### EXERCISE
Each line that holds the word "grid" should be returned.

### EXTRACTED MATERIAL
○ ○ ○ ○ ○ ○ ○

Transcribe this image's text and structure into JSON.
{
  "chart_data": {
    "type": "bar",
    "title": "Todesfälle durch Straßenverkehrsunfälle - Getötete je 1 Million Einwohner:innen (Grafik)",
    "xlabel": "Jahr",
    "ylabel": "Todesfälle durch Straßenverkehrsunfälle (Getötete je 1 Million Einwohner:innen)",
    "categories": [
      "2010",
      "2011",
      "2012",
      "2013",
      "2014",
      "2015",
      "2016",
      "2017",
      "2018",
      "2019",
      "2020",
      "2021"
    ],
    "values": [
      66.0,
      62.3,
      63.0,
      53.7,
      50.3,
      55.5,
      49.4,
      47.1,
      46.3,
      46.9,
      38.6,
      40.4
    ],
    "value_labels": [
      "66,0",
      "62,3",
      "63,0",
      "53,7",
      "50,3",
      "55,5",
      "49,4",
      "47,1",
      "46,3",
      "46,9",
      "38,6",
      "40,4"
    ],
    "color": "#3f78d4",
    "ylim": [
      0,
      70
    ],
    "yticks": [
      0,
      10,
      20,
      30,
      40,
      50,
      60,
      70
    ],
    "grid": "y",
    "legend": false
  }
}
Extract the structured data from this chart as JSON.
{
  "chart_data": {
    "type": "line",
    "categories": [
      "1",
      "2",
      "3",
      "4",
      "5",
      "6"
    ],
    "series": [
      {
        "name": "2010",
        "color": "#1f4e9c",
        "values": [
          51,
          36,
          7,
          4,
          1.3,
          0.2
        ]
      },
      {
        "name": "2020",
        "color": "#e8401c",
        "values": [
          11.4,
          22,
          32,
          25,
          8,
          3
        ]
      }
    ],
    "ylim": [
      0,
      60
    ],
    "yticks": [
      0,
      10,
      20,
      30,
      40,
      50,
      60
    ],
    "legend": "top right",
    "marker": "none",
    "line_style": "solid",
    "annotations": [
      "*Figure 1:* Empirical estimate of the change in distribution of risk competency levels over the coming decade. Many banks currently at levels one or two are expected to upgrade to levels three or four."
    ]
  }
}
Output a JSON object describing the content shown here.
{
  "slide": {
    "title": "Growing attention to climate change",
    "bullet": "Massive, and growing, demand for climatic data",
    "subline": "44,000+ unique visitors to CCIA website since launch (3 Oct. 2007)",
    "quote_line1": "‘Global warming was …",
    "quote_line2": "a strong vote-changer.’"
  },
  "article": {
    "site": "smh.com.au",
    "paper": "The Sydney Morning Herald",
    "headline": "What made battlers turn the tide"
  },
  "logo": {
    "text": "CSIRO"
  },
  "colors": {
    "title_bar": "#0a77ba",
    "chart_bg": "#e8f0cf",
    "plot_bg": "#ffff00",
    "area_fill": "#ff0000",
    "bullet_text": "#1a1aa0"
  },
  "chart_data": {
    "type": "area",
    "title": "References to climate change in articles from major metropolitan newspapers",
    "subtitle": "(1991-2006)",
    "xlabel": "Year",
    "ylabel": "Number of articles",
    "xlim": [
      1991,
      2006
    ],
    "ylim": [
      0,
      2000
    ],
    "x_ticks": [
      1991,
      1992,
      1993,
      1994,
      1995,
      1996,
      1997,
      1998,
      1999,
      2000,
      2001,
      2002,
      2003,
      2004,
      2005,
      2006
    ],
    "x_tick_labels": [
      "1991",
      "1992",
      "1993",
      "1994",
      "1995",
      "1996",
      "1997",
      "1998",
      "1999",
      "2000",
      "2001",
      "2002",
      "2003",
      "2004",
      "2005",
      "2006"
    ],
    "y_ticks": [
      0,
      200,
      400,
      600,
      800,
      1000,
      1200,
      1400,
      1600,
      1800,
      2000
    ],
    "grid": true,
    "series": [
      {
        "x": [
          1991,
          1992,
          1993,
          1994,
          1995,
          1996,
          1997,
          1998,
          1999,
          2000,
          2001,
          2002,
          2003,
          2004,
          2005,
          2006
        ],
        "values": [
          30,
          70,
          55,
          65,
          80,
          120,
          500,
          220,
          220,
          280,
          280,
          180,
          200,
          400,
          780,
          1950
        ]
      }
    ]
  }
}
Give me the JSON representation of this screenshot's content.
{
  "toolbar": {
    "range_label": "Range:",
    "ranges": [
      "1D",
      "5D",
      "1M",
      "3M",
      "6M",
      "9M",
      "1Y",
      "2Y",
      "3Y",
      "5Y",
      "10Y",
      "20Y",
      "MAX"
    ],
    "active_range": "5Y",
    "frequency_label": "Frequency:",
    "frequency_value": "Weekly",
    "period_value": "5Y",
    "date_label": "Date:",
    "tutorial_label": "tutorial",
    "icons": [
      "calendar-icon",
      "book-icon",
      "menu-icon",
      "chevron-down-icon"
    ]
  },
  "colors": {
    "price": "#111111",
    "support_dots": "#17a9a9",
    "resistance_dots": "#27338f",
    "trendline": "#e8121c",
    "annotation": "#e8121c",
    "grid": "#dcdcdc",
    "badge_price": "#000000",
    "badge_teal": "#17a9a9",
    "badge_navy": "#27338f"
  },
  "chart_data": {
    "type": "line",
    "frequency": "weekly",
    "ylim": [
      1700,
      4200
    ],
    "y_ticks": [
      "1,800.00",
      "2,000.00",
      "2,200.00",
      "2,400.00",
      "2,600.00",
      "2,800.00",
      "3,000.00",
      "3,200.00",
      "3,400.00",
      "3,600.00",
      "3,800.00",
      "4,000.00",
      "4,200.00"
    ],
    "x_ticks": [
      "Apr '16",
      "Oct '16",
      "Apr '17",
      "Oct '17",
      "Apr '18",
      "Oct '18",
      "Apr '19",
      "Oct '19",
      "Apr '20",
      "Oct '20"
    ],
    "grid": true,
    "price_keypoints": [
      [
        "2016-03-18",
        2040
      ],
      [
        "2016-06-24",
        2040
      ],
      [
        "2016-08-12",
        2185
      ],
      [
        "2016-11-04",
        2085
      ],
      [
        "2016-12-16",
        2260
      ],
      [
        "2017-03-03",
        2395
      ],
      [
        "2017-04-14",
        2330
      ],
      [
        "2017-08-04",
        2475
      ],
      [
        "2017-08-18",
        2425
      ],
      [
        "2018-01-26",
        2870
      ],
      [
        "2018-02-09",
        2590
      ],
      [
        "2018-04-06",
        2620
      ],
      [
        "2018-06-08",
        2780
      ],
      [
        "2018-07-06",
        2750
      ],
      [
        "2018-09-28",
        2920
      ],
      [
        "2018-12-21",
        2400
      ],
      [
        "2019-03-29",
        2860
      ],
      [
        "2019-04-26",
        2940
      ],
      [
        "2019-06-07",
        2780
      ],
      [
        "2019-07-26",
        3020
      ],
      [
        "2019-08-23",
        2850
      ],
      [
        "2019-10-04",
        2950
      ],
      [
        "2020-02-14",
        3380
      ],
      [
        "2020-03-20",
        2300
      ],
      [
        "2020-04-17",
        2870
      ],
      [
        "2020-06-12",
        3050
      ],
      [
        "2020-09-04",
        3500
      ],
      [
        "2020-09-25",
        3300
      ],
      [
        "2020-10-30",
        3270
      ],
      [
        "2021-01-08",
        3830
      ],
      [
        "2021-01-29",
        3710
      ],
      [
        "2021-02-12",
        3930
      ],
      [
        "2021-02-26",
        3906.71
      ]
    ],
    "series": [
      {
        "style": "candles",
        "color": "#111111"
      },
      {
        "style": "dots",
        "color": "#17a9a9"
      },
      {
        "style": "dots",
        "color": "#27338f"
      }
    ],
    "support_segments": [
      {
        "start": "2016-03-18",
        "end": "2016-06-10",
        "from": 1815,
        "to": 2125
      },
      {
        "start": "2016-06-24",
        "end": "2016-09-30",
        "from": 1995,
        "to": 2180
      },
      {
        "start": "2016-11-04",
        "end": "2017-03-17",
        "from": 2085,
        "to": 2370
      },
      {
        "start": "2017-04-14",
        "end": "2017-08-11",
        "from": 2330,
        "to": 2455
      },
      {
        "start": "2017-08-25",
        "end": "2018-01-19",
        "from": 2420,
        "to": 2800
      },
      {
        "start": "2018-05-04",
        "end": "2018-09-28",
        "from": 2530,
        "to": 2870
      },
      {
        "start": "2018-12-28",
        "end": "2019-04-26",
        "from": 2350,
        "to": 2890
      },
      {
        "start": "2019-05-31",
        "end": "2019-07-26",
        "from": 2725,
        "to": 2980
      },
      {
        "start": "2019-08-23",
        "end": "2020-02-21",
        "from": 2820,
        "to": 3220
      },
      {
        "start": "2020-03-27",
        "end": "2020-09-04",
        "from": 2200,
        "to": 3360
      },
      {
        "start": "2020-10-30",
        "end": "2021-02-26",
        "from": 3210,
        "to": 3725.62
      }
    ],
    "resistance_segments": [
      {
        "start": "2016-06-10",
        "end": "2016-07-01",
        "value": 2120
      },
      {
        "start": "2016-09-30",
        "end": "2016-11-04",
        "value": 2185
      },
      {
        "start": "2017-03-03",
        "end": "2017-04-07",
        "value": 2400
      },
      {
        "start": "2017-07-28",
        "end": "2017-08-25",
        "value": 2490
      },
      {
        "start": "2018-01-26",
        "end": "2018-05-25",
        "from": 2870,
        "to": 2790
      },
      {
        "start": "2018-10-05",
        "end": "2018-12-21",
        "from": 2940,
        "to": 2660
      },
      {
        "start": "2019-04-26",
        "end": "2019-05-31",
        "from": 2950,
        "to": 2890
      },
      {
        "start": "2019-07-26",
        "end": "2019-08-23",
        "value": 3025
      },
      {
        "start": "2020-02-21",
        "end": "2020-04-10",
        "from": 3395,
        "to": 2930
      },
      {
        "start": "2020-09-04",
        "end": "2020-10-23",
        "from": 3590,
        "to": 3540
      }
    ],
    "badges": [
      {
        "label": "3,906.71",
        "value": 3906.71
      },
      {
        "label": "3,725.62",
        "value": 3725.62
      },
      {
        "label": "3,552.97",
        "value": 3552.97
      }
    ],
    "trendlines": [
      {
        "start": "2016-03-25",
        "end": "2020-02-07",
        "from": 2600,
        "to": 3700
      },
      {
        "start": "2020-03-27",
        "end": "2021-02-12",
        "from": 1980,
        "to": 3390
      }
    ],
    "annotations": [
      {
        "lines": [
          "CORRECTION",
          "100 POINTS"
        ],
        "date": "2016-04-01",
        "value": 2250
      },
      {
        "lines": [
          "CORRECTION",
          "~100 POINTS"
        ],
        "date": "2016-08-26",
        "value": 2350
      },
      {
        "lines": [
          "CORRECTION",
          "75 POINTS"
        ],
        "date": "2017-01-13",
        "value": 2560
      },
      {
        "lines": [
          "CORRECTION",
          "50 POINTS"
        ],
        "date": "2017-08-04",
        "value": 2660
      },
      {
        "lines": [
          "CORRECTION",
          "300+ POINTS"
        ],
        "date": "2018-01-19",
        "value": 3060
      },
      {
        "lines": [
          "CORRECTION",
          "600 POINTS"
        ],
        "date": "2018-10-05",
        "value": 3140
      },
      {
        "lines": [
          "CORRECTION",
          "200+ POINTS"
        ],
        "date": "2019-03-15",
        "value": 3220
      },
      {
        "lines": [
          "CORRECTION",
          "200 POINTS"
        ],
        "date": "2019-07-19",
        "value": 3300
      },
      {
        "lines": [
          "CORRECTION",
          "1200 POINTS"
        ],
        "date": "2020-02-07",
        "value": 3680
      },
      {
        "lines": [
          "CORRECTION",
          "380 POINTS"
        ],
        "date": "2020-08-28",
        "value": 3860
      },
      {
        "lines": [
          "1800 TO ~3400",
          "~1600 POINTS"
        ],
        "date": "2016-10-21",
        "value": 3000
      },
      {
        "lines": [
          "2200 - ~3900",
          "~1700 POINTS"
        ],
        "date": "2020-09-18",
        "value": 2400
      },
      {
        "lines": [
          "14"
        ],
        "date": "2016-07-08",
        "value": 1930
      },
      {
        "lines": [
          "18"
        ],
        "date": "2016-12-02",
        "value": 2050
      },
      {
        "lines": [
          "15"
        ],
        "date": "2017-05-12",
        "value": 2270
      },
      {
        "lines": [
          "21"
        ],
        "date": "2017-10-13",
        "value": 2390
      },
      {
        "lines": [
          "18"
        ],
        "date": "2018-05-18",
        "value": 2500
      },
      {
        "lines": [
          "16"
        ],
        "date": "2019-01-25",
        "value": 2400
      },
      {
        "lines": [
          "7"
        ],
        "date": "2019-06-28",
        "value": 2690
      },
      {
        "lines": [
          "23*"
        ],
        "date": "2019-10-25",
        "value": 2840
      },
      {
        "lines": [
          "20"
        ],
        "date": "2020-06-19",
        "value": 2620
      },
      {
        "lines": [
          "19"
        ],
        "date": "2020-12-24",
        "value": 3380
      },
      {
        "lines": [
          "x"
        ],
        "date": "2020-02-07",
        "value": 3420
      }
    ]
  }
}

○ ○ ○ ○ ○ ○ ○

### REPLY
    "grid": "y",
    "grid": true,
    "grid": "#dcdcdc",
    "grid": true,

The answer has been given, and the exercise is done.